_Exercise instructions_.
a. List every four-digit year that appears in the excerpt on the reception of Chaucer's humor.
b. From the excerpt on the reception of Chaucer's humor, copy the passage word for word, starting at "The Extent of" and ending at "as an orphan.".
— begin Excerpt provided —
A Prolegomenon to Defining Chaucerian Humor

The Voice of the Past

Surveying the Reception of Chaucer’s Humor

Jean E. Jost
“And Chaucer for his merie tales, was well esteemed there.”
Richard Robinson, 1574

The Genre and Extent of Early Critical Interpretation

Critical casebooks of the sort this volume represents regularly offer a sampling of the best literary criticism contemporaneous to the author, and from each subsequent century, a running critical commentary of the attitudes and impressions of the topic, in this case, Chaucerian humor. The impossibility of this procedure here, however, is apparent, for extended literary commentary on humor, or in fact on any aspect of the Chaucerian corpus, quite simply does not exist. Literary criticism as a genre had not yet maturated in the early centuries following Chaucer’s masterpiece; comments on the topic are no more than brief references to humor, considering neither interpretation nor function of the comic mode within his opus. In lieu of the expected chronological survey of critical articles, then, this brief overview historically details significant comments and excerpts marking the critical reception of Chaucer as a humorist.

The Extent of Critical Analysis

The surprising neglect of Chaucer’s comic talent throughout the centuries following his death may be accounted for in part by the pejorative attitude toward humor itself shared by many. As Derek Brewer points out, “Humour is traditionally related to realism through satire, as in Chaucer’s poetry itself, but though it is clear enough that Lydgate, for example, greatly appreciated Chaucer’s humour, it is not much commented on in the fifteenth and early sixteenth centuries…. In the later seventeenth century and the eighteenth the Protestant interest in Chaucer lapsed, as he was seen primarily as a humorist” (Chaucer: The Critical Heritage). If humor is seen as a literary stepchild, no doubt Chaucer would be treated as an orphan.
Yet certainly remarks such as that by Thomas Wharton, that Chaucer “was the first who gave the English nation, in its own language, an idea of Humour” (“Of Spenser’s Imitations from Chaucer” in Observations on the Faerie Queen,” 1754) are a useful gauge of his largely unexamined, but also undisputed, reputation. Caroline Spurgeon rightly remarks that “It is not… until well on in the nineteenth century, not indeed until Leigh Hunt wrote on it in 1846, that Chaucer’s humour seems to have met with any adequate recognition” (Five Hundred Years of Chaucer Criticism and Allusion).1
Larry D. Benson concurs, remarking that “criticism of Chaucer began in this century (‘appreciation’ rather than ‘criticism’ characterized earlier scholarship), and was dominated by American scholars such as Kittredge, Lowes, and Root until the late thirties or early forties” (Writers and Their Background: Geoffrey Chaucer, ed. Derek Brewer. London: G. Bell and Sons, 1974, p. 340). Even the amount of that “appreciation,” such as Richard Robinson’s epigraph that heads this discussion and is usually limited to acknowledging but not interpreting humor, is minimal.
— end Excerpt provided —
— begin Supplied material —
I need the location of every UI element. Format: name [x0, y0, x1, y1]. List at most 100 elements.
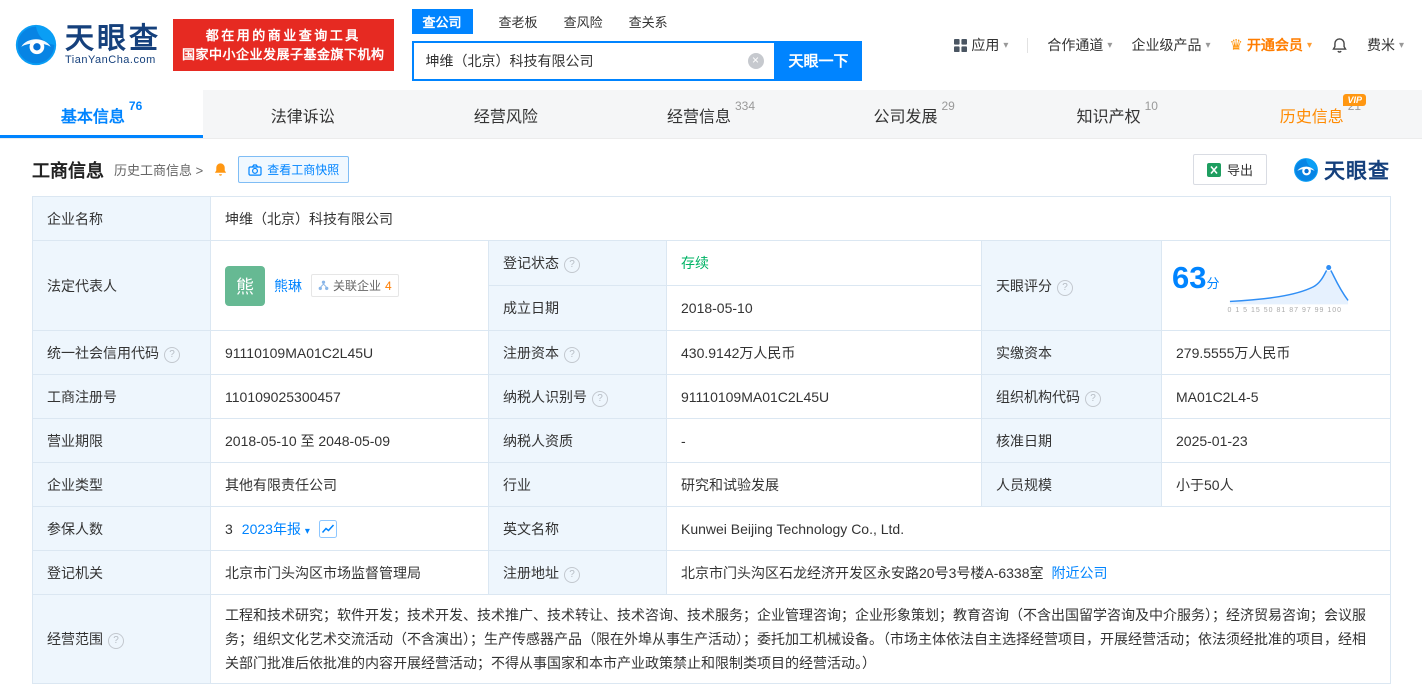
— end Supplied material —
— begin Supplied material —
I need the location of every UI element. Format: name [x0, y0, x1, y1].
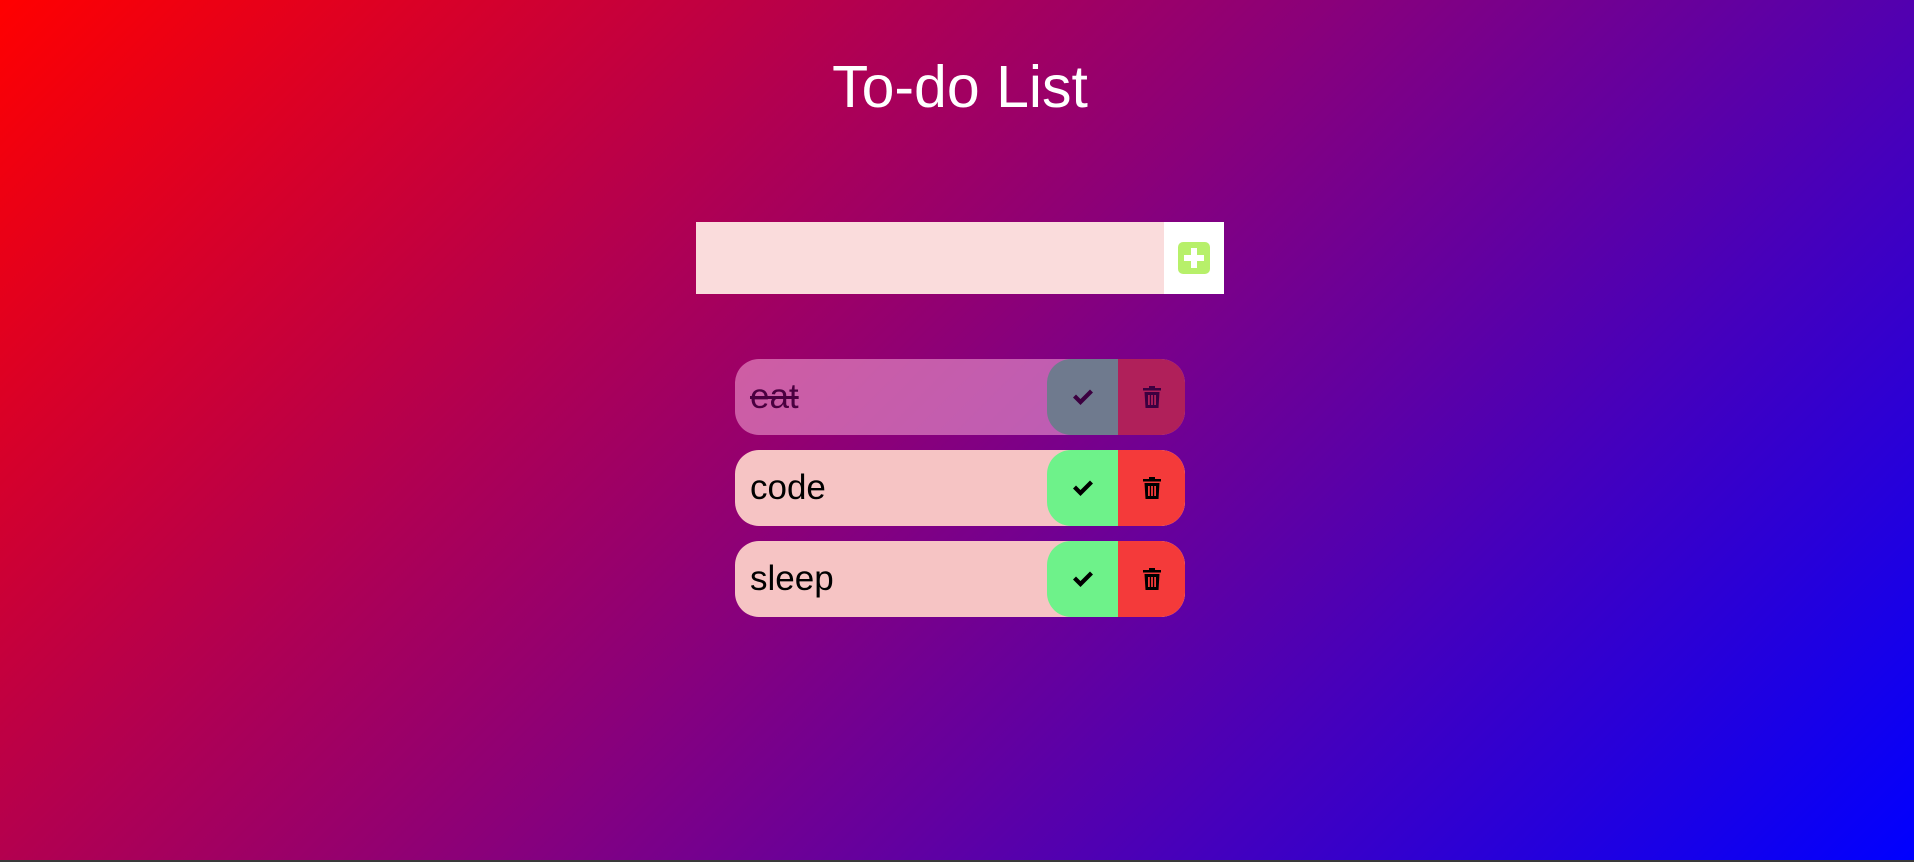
— end Supplied material —
_Worked answers_.
a. 1574, 1754, 1846, 1974

b.
The Extent of Critical Analysis

The surprising neglect of Chaucer’s comic talent throughout the centuries following his death may be accounted for in part by the pejorative attitude toward humor itself shared by many. As Derek Brewer points out, “Humour is traditionally related to realism through satire, as in Chaucer’s poetry itself, but though it is clear enough that Lydgate, for example, greatly appreciated Chaucer’s humour, it is not much commented on in the fifteenth and early sixteenth centuries…. In the later seventeenth century and the eighteenth the Protestant interest in Chaucer lapsed, as he was seen primarily as a humorist” (Chaucer: The Critical Heritage). If humor is seen as a literary stepchild, no doubt Chaucer would be treated as an orphan.